▶ **Set exercise**:
Each line of the listing must be transcribed exactly, except for the images, which should be excluded.

▶ **Dataset records**:

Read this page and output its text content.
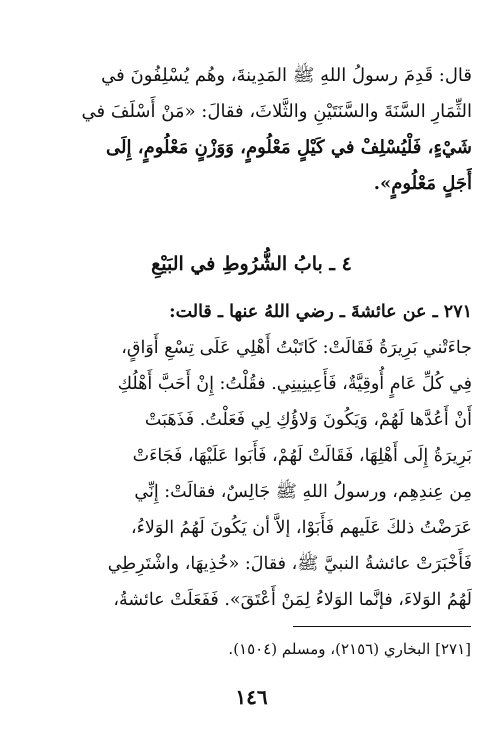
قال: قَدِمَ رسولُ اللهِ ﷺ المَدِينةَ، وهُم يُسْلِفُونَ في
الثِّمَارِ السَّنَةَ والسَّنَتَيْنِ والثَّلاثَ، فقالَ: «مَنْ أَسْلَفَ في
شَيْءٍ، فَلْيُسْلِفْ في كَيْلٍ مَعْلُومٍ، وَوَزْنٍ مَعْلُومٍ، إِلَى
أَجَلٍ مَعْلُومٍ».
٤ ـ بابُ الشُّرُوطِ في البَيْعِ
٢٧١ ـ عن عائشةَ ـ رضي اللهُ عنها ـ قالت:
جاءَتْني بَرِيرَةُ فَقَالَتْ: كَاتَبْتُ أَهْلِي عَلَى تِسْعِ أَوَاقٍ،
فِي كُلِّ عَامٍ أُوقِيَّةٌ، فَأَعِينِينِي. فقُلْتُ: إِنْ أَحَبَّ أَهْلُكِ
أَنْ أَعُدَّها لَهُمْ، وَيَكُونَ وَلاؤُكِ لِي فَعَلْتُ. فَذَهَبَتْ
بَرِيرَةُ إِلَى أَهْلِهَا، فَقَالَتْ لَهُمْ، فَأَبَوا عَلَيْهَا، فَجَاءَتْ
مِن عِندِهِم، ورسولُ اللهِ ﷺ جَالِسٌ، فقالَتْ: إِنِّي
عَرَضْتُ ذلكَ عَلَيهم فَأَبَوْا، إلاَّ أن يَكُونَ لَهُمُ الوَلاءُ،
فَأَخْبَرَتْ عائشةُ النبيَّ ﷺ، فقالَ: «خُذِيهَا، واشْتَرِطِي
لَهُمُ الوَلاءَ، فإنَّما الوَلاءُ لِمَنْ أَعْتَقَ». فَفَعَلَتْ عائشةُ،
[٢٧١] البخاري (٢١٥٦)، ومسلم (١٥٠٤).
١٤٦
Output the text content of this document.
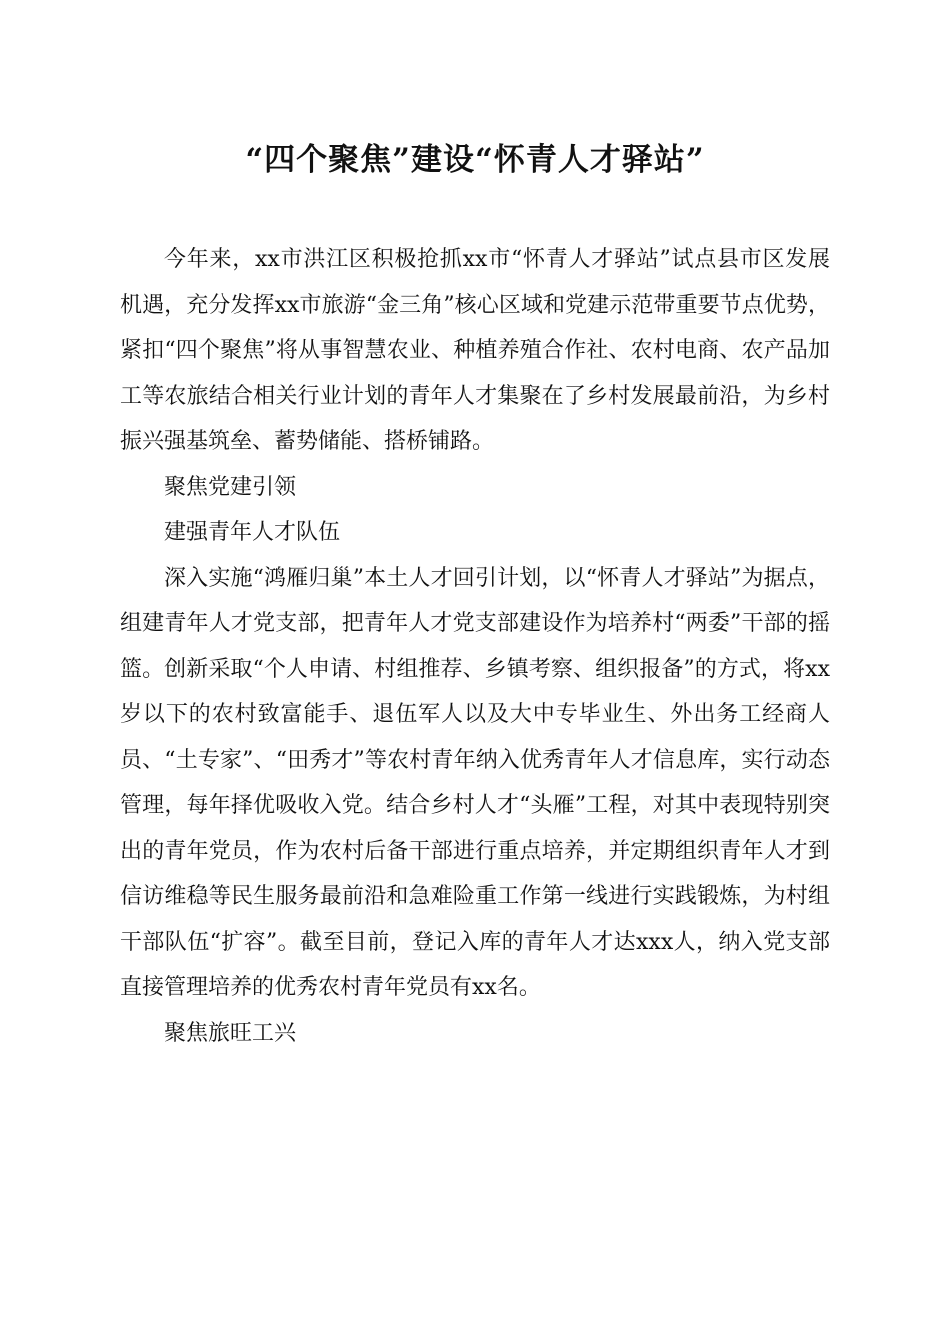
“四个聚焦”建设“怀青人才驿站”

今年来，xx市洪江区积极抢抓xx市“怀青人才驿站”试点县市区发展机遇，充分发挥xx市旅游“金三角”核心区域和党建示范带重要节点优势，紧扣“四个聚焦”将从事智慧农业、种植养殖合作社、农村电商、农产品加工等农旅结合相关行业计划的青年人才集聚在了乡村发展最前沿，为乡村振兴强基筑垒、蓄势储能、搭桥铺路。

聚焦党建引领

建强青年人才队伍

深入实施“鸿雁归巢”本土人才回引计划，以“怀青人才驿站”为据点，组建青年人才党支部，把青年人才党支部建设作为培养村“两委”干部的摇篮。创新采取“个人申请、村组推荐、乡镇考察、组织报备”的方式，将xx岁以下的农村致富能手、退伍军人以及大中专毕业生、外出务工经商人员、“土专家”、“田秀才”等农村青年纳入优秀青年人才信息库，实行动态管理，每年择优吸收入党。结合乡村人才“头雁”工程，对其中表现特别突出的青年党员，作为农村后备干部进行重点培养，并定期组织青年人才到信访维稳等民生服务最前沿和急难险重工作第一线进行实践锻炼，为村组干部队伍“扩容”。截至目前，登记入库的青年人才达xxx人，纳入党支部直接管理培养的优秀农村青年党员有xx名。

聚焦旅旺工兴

▶ **Expected answer**:
Read this page and output its text content.
قال: قَدِمَ رسولُ اللهِ ﷺ المَدِينةَ، وهُم يُسْلِفُونَ في
الثِّمَارِ السَّنَةَ والسَّنَتَيْنِ والثَّلاثَ، فقالَ: «مَنْ أَسْلَفَ في
شَيْءٍ، فَلْيُسْلِفْ في كَيْلٍ مَعْلُومٍ، وَوَزْنٍ مَعْلُومٍ، إِلَى
أَجَلٍ مَعْلُومٍ».
٤ ـ بابُ الشُّرُوطِ في البَيْعِ
٢٧١ ـ عن عائشةَ ـ رضي اللهُ عنها ـ قالت:
جاءَتْني بَرِيرَةُ فَقَالَتْ: كَاتَبْتُ أَهْلِي عَلَى تِسْعِ أَوَاقٍ،
فِي كُلِّ عَامٍ أُوقِيَّةٌ، فَأَعِينِينِي. فقُلْتُ: إِنْ أَحَبَّ أَهْلُكِ
أَنْ أَعُدَّها لَهُمْ، وَيَكُونَ وَلاؤُكِ لِي فَعَلْتُ. فَذَهَبَتْ
بَرِيرَةُ إِلَى أَهْلِهَا، فَقَالَتْ لَهُمْ، فَأَبَوا عَلَيْهَا، فَجَاءَتْ
مِن عِندِهِم، ورسولُ اللهِ ﷺ جَالِسٌ، فقالَتْ: إِنِّي
عَرَضْتُ ذلكَ عَلَيهم فَأَبَوْا، إلاَّ أن يَكُونَ لَهُمُ الوَلاءُ،
فَأَخْبَرَتْ عائشةُ النبيَّ ﷺ، فقالَ: «خُذِيهَا، واشْتَرِطِي
لَهُمُ الوَلاءَ، فإنَّما الوَلاءُ لِمَنْ أَعْتَقَ». فَفَعَلَتْ عائشةُ،
[٢٧١] البخاري (٢١٥٦)، ومسلم (١٥٠٤).
١٤٦
Output the text content of this document.
“四个聚焦”建设“怀青人才驿站”

今年来，xx市洪江区积极抢抓xx市“怀青人才驿站”试点县市区发展机遇，充分发挥xx市旅游“金三角”核心区域和党建示范带重要节点优势，紧扣“四个聚焦”将从事智慧农业、种植养殖合作社、农村电商、农产品加工等农旅结合相关行业计划的青年人才集聚在了乡村发展最前沿，为乡村振兴强基筑垒、蓄势储能、搭桥铺路。

聚焦党建引领

建强青年人才队伍

深入实施“鸿雁归巢”本土人才回引计划，以“怀青人才驿站”为据点，组建青年人才党支部，把青年人才党支部建设作为培养村“两委”干部的摇篮。创新采取“个人申请、村组推荐、乡镇考察、组织报备”的方式，将xx岁以下的农村致富能手、退伍军人以及大中专毕业生、外出务工经商人员、“土专家”、“田秀才”等农村青年纳入优秀青年人才信息库，实行动态管理，每年择优吸收入党。结合乡村人才“头雁”工程，对其中表现特别突出的青年党员，作为农村后备干部进行重点培养，并定期组织青年人才到信访维稳等民生服务最前沿和急难险重工作第一线进行实践锻炼，为村组干部队伍“扩容”。截至目前，登记入库的青年人才达xxx人，纳入党支部直接管理培养的优秀农村青年党员有xx名。

聚焦旅旺工兴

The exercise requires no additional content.